### Directive
Write out the forum post about the SPARQL update with a SERVICE clause below in full, reproducing every line, query, and character without any change.

### Reading text
********************
1

I'm creating a local cache for some data from Wikidata, to make sure I have fast autocompletion for tags. I would like to update the data once a week but only if the SERVICE clause works.

Basically I do:

INSERT { GRAPH <http://my.data/graph/wikidata> {
    ?concept wdt:P902 ?hls ;
        rdfs:label ?label ;
        schema:description ?description .
}} WHERE {
    SERVICE <https://query.wikidata.org/sparql> {
        ?concept wdt:P902 ?hls .
        ?concept rdfs:label ?label .
        ?concept schema:description ?description .
        FILTER (lang(?description) = "en")
        FILTER (lang(?label) = "en" || lang(?label) = "de" || lang(?label) = "fr" || lang(?label) = "it")
}}

Now I thought I can do a DELETE/INSERT and I delete all data first:

PREFIX wdt: <http://www.wikidata.org/prop/direct/>
PREFIX schema: <http://schema.org/>

WITH <http://my.data/graph/wikidata>
DELETE { ?s ?p ?o }
INSERT {
    ?concept wdt:P902 ?hls ;
        rdfs:label ?label ;
        schema:description ?description .
} WHERE {
    SERVICE <https://query.wikidata.org/sparql> {
        ?concept wdt:P902 ?hls .
        ?concept rdfs:label ?label .
        ?concept schema:description ?description .
        FILTER (lang(?description) = "en")
        FILTER (lang(?label) = "en" || lang(?label) = "de" || lang(?label) = "fr" || lang(?label) = "it")
    }
    ?s ?p ?o
}

But like this it looks like I get 400 back from Wikidata. I do similar DELETE/INSERTs without SERVICE but I can't see why this would not work like this, as I do not bind any variables between the existing graph and the SERVICE query.
********************
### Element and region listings
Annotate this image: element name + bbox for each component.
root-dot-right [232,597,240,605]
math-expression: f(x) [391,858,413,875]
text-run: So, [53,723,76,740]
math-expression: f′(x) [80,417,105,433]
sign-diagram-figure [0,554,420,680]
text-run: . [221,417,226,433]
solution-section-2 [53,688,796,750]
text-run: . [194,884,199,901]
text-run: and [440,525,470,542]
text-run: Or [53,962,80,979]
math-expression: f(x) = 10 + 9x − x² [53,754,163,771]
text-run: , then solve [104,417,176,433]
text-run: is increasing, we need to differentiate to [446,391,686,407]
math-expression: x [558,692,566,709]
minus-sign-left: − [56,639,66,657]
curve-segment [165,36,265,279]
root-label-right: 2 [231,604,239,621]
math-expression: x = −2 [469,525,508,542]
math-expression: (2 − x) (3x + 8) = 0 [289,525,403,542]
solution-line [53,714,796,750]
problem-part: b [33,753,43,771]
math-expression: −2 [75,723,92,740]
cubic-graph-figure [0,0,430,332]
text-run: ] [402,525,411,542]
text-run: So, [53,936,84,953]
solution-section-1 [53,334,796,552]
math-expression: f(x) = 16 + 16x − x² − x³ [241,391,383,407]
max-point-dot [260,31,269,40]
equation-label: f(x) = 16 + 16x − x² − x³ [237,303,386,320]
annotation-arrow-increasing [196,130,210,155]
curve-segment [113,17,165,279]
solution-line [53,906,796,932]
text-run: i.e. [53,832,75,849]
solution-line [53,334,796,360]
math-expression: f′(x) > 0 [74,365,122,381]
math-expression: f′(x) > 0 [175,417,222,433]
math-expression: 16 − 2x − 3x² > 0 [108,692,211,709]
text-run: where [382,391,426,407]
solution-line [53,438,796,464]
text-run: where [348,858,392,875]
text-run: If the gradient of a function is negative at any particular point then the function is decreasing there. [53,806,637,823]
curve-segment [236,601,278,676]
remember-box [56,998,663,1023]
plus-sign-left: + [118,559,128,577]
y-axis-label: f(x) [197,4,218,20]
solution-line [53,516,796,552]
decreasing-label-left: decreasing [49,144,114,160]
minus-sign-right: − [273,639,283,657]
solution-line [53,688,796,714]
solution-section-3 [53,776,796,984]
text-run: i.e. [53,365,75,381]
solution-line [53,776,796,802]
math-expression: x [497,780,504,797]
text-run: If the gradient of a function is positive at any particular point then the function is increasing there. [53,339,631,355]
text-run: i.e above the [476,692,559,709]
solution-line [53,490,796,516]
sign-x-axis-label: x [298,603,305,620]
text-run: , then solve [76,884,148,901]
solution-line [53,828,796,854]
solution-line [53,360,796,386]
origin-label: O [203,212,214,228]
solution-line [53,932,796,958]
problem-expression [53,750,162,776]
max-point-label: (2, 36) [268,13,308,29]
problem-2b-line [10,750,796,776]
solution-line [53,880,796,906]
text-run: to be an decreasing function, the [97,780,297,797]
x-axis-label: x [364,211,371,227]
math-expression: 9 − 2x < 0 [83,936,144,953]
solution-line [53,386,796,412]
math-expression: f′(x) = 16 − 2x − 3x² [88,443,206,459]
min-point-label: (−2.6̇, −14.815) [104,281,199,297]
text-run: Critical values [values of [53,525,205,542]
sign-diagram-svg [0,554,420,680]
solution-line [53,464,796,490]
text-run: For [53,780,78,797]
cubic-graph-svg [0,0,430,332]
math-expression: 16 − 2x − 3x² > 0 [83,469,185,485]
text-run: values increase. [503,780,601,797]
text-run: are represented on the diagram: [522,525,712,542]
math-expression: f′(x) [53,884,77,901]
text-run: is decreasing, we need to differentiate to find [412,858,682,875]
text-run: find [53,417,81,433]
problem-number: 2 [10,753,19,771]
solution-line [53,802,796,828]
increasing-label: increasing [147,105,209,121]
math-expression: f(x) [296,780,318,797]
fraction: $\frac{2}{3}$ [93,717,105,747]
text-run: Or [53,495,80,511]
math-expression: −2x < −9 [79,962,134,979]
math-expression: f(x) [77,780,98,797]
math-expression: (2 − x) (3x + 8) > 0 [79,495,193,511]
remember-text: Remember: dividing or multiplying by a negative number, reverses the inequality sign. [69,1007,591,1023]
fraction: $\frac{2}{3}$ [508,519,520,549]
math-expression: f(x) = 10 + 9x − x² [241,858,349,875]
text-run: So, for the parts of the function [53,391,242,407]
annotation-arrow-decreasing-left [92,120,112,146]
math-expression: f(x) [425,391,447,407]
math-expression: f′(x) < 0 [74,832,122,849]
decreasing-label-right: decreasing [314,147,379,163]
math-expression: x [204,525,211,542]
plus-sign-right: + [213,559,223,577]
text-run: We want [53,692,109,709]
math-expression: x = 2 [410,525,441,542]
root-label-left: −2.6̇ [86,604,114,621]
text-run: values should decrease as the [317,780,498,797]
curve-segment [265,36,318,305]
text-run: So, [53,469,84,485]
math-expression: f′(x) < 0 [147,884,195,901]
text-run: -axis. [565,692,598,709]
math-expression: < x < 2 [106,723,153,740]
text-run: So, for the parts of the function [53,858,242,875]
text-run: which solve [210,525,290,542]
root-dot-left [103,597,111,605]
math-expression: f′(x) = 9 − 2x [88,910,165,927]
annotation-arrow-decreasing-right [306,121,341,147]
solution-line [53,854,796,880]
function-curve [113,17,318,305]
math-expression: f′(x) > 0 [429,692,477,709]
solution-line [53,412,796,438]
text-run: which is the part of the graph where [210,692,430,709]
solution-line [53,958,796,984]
********************
### Result of the task
1

I'm creating a local cache for some data from Wikidata, to make sure I have fast autocompletion for tags. I would like to update the data once a week but only if the SERVICE clause works.

Basically I do:

INSERT { GRAPH <http://my.data/graph/wikidata> {
    ?concept wdt:P902 ?hls ;
        rdfs:label ?label ;
        schema:description ?description .
}} WHERE {
    SERVICE <https://query.wikidata.org/sparql> {
        ?concept wdt:P902 ?hls .
        ?concept rdfs:label ?label .
        ?concept schema:description ?description .
        FILTER (lang(?description) = "en")
        FILTER (lang(?label) = "en" || lang(?label) = "de" || lang(?label) = "fr" || lang(?label) = "it")
}}

Now I thought I can do a DELETE/INSERT and I delete all data first:

PREFIX wdt: <http://www.wikidata.org/prop/direct/>
PREFIX schema: <http://schema.org/>

WITH <http://my.data/graph/wikidata>
DELETE { ?s ?p ?o }
INSERT {
    ?concept wdt:P902 ?hls ;
        rdfs:label ?label ;
        schema:description ?description .
} WHERE {
    SERVICE <https://query.wikidata.org/sparql> {
        ?concept wdt:P902 ?hls .
        ?concept rdfs:label ?label .
        ?concept schema:description ?description .
        FILTER (lang(?description) = "en")
        FILTER (lang(?label) = "en" || lang(?label) = "de" || lang(?label) = "fr" || lang(?label) = "it")
    }
    ?s ?p ?o
}

But like this it looks like I get 400 back from Wikidata. I do similar DELETE/INSERTs without SERVICE but I can't see why this would not work like this, as I do not bind any variables between the existing graph and the SERVICE query.